# PROMPT 1:
Update the passage of the Scarlet Street review from "That’s the big" up to and including "they part ways.", putting "diner" in place of "coffee shop".
# PROMPT 2:
In the Scarlet Street review, what does Robinson receive at the honoree dinner?
# PROMPT 3:
Carry on writing the Scarlet Street review after its last sentence.
BEGIN DOCUMENT SECTION
Scarlet Street **1/2

 UnknownUnknown-1

One Liner Review:

A crafty little plot of lies and deception that works for three quarters of the film, but then gets very unsettling for the finale.

Brief Review:

REVIEW:

Scarlet Street is a pretty cool older movie. It’s an Edward G. Robinson film from about a decade after his gangster movie days. By this point, he had gotten a little bit older and was playing older roles, like in all my sons, where he played the father to a war hero. Here, in Scarlet Street, he’s a simple man married to a woman who was married once before, and then became a widow. He’s not especially happy with his life, or with his wife, who is overly nagging and unsatisfied with him.

 

The real plot of the movie gets started pretty quickly, following an honoree dinner where Robinson receives a promotion. The point of that dinner is for Robinson to see his boss leaving with a much younger woman and to comment on how his boss has it all figured out and is living the good life. Now Robinson leaves the dinner, walks his friend home in the rain, and catches a glimpse of a man beating up a woman in the street.

 

That’s the big event that sets the movie off. Robinson runs over and saves the woman, and next thing you know, he and the woman are going out for late night coffee together. I love how the coffee shop is right under her apartment. So convenient. During this coffee scene, Robinson reveals that he likes to paint, and the woman mistakes him for a well-known painter who is loaded with money. Robinson never says any of this, of course, but he is willing to go along with it just the same. Robinson and her talk about how despite their age difference, maybe they could date, and then they part ways.
END DOCUMENT SECTION
BEGIN PROVIDED RECORDS
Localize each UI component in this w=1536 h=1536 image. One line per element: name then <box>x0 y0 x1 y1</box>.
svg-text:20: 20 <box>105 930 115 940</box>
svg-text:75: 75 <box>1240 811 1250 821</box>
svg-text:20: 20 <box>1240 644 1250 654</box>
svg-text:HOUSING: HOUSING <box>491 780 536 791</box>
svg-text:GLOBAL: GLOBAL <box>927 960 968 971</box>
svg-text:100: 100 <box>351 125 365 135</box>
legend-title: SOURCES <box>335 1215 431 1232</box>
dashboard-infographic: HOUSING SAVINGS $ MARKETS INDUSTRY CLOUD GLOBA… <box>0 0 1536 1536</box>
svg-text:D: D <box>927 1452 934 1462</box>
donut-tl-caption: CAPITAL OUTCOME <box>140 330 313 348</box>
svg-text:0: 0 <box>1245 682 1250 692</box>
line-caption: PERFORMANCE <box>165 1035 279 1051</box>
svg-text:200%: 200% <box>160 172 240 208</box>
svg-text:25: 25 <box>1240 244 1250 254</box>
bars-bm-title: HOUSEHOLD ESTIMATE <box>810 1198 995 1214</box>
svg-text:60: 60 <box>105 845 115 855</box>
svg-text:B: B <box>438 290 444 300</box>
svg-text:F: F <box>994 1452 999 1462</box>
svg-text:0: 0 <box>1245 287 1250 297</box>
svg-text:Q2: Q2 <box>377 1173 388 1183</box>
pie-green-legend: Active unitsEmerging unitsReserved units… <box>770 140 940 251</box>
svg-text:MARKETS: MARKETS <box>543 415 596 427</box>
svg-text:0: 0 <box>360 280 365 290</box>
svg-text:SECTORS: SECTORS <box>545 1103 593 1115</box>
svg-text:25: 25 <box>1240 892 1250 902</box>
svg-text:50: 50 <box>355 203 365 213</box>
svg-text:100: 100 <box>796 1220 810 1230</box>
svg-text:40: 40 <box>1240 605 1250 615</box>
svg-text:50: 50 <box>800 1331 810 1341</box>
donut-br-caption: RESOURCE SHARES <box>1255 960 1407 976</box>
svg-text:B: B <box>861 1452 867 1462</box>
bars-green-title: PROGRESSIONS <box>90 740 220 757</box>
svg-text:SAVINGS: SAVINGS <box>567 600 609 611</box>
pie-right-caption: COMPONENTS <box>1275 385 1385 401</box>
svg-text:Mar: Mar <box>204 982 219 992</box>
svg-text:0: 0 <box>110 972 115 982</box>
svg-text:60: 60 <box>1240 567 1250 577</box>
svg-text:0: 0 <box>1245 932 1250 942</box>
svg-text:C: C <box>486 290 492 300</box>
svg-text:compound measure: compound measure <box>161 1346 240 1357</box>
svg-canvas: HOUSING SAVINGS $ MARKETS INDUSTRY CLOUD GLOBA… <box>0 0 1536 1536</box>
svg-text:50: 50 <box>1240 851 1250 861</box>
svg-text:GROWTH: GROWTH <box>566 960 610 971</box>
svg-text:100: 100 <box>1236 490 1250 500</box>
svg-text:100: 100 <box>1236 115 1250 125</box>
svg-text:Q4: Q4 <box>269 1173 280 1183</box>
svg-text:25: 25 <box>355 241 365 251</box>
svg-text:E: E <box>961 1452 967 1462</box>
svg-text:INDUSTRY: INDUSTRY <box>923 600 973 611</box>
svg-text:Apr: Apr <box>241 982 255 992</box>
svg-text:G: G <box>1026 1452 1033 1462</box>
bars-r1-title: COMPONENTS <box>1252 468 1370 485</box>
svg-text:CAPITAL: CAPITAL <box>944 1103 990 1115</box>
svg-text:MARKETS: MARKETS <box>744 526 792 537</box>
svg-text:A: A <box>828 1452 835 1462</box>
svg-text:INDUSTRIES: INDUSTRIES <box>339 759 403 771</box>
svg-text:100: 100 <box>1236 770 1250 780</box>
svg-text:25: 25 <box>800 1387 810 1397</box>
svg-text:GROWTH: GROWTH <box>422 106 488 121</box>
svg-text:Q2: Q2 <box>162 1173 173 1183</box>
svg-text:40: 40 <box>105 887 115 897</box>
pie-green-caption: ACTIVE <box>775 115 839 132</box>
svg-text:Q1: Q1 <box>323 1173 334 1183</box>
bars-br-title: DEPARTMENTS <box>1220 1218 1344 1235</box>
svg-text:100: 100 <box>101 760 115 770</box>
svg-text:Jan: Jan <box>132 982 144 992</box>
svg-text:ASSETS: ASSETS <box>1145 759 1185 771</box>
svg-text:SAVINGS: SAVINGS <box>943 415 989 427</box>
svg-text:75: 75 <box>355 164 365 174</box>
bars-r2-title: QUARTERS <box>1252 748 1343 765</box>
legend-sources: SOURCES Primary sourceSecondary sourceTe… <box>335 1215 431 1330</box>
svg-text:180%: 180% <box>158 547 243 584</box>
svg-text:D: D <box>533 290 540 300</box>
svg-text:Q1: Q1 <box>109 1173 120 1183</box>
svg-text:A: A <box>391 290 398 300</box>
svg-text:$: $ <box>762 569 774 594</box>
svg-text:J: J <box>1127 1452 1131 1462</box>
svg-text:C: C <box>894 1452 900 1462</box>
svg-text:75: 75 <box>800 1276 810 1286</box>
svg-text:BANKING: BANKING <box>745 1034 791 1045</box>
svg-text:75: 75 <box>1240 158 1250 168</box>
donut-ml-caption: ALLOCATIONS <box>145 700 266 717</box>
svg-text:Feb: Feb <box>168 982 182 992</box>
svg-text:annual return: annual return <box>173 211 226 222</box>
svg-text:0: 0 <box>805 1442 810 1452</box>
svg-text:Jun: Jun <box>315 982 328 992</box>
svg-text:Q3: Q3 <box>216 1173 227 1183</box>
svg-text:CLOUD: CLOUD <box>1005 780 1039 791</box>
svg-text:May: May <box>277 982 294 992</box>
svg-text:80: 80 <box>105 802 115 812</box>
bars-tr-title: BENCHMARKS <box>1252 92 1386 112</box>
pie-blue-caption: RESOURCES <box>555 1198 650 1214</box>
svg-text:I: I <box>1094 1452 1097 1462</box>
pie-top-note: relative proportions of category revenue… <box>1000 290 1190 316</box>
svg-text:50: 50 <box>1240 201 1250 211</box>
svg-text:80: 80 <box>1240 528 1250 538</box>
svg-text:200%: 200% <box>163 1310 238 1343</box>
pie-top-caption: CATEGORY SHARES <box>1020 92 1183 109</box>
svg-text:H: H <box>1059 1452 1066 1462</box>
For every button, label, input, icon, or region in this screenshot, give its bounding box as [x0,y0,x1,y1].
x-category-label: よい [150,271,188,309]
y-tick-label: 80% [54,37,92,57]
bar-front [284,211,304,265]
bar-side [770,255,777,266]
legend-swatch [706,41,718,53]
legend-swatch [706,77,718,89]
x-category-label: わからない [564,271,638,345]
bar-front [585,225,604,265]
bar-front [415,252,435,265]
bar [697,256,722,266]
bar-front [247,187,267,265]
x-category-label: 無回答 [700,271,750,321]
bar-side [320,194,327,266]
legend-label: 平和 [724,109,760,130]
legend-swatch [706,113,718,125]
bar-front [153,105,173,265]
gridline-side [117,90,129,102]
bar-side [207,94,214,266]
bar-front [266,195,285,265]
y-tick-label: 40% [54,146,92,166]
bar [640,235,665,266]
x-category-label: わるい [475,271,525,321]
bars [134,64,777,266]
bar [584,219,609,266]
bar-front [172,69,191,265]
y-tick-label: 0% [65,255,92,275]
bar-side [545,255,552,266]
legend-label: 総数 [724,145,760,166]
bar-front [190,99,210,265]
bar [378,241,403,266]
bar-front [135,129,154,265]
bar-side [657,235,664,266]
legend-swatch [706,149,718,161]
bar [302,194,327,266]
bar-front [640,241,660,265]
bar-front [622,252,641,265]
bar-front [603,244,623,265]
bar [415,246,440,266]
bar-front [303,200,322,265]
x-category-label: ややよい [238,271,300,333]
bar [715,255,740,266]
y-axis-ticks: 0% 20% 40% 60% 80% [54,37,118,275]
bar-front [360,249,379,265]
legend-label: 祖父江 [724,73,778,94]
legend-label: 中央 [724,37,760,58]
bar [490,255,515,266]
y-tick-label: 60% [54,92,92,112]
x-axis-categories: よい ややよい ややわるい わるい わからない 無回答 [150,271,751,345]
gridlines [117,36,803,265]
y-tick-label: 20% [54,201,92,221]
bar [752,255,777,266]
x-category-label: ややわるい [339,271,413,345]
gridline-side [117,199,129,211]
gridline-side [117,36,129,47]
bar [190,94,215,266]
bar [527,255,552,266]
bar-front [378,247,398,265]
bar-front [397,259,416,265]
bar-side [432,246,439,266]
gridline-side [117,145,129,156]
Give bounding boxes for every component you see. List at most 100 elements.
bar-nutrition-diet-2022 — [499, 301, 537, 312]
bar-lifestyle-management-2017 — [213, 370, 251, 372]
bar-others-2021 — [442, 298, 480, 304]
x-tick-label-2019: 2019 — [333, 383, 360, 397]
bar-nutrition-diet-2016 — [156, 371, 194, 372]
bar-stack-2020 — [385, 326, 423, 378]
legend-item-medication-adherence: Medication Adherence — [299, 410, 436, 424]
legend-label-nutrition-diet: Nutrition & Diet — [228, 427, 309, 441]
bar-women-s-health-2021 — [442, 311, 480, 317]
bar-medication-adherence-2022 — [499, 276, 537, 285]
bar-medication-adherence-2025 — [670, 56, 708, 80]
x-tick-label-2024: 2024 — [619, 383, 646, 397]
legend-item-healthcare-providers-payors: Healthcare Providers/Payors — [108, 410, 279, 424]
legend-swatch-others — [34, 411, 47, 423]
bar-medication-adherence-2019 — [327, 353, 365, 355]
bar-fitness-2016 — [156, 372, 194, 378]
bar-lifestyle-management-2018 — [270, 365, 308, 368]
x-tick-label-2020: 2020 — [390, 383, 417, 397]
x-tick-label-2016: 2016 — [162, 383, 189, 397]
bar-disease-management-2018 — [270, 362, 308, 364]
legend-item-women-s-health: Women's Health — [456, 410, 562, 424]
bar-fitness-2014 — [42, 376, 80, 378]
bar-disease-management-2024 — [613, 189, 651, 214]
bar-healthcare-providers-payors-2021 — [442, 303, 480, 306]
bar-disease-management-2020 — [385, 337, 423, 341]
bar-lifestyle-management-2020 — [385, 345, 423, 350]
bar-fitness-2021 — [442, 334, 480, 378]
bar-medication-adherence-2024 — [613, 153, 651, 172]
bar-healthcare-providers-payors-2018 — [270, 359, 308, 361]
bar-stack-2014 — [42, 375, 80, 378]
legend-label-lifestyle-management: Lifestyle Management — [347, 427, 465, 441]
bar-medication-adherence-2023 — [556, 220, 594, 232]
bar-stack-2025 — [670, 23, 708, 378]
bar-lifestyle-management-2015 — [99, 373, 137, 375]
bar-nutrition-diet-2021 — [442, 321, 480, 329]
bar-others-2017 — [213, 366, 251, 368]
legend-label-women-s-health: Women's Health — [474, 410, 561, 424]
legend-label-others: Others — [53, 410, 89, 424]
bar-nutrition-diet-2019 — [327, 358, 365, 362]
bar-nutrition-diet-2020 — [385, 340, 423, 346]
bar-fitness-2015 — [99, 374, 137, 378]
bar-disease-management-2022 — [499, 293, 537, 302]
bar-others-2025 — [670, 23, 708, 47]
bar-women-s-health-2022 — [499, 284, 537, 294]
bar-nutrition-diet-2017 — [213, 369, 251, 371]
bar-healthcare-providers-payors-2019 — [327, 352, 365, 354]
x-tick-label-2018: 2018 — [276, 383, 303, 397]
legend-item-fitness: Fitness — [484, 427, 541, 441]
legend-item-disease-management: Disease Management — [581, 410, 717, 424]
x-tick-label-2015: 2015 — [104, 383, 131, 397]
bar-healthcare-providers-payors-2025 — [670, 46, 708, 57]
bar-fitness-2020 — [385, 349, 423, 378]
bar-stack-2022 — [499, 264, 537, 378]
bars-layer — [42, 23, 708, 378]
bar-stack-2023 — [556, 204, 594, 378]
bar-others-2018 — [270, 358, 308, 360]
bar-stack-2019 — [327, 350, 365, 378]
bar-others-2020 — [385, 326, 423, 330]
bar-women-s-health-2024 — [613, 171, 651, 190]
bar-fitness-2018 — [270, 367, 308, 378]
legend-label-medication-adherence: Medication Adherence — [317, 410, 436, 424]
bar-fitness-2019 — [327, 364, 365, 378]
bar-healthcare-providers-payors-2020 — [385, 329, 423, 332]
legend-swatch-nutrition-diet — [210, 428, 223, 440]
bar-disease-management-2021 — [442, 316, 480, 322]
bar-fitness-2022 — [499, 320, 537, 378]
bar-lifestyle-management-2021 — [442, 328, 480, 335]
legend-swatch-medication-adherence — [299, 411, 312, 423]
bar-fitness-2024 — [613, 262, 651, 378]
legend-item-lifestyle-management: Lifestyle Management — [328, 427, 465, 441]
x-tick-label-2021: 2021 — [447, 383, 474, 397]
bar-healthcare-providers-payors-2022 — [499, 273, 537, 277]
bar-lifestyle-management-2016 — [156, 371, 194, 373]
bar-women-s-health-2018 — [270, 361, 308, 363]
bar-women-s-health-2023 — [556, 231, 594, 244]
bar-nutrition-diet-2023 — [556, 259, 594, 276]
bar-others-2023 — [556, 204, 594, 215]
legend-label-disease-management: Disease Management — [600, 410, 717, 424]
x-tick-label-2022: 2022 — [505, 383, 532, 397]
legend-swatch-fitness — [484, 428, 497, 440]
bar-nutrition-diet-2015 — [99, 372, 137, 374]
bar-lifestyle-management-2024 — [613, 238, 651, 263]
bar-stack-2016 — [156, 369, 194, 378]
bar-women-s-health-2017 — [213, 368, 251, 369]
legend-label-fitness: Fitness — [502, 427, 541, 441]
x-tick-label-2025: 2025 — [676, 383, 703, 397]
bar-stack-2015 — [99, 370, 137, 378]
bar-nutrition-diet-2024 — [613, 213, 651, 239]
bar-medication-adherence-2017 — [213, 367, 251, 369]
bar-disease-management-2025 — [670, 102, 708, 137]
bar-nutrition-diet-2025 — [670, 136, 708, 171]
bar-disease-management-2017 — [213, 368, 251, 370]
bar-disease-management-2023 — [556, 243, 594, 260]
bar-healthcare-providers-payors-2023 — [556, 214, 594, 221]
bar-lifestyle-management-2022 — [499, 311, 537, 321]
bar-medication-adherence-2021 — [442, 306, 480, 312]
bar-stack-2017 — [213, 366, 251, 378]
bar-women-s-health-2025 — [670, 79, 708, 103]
END PROVIDED RECORDS
# EXERCISE ANSWER 1:
That’s the big event that sets the movie off. Robinson runs over and saves the woman, and next thing you know, he and the woman are going out for late night coffee together. I love how the diner is right under her apartment. So convenient. During this coffee scene, Robinson reveals that he likes to paint, and the woman mistakes him for a well-known painter who is loaded with money. Robinson never says any of this, of course, but he is willing to go along with it just the same. Robinson and her talk about how despite their age difference, maybe they could date, and then they part ways.

# EXERCISE ANSWER 2:
A promotion.

# EXERCISE ANSWER 3:
As things turn out, the woman has a boyfriend named Johnny, who is the very same man that was fighting with her when Robinson first came along. Johnny is a pretty scummy character, only interested in money, and he convinces the woman to date Robinson and persuade him to give her money. And so she does. He ends up taking out a huge loan in order to buy her and apartment, which also serves as a place for him to paint and keep his finished paintings afterwards, getting them out of his wives’ hair.

 

So far, the movie is fun, but still kind of routine. Things get really interesting when the woman and Johnny decide to start selling some of Robinson’s paintings, thinking that he really is a famous artist. Johnny brings the paintings to a man on the street and sells them. Then a famous art dealer comes by and sees them and wants to put them in his collection.

 

Soon, the dealer is being brought by the street merchant, over to Johnny’s place to meet him and find the artist. And Johnny tells the dealer that the woman is the artist. She goes along with it, just like how Edward G. Robinson went along with the idea that he was an artist to begin with. And now his paintings start getting published and recognized and famous. Only it’s not his name that’s on them. It’s hers.

 

At this point, the movie is really moving along nicely, everything flowing, and both in both an interesting and creative manner. Robinson’s wife sees the paintings in a window and thinks he copied them from the store. He goes to check it out and then confronts the woman, and being the nice guy that he is, he’s okay with it all. He’s okay with her selling his paintings and taking credit for them. He’s just happy that people are considering his paintings to be works of art.

 

But then the inevitable happens. The ending that we all saw coming falls on us as Robinson discovers the woman’s secret about how she is really with Johnny. Up until now, the woman was able to play it off that Johnny was actually the boyfriend of her roommate. But now Robinson catches them together, when they don’t know he’s there, and at last the secret is out.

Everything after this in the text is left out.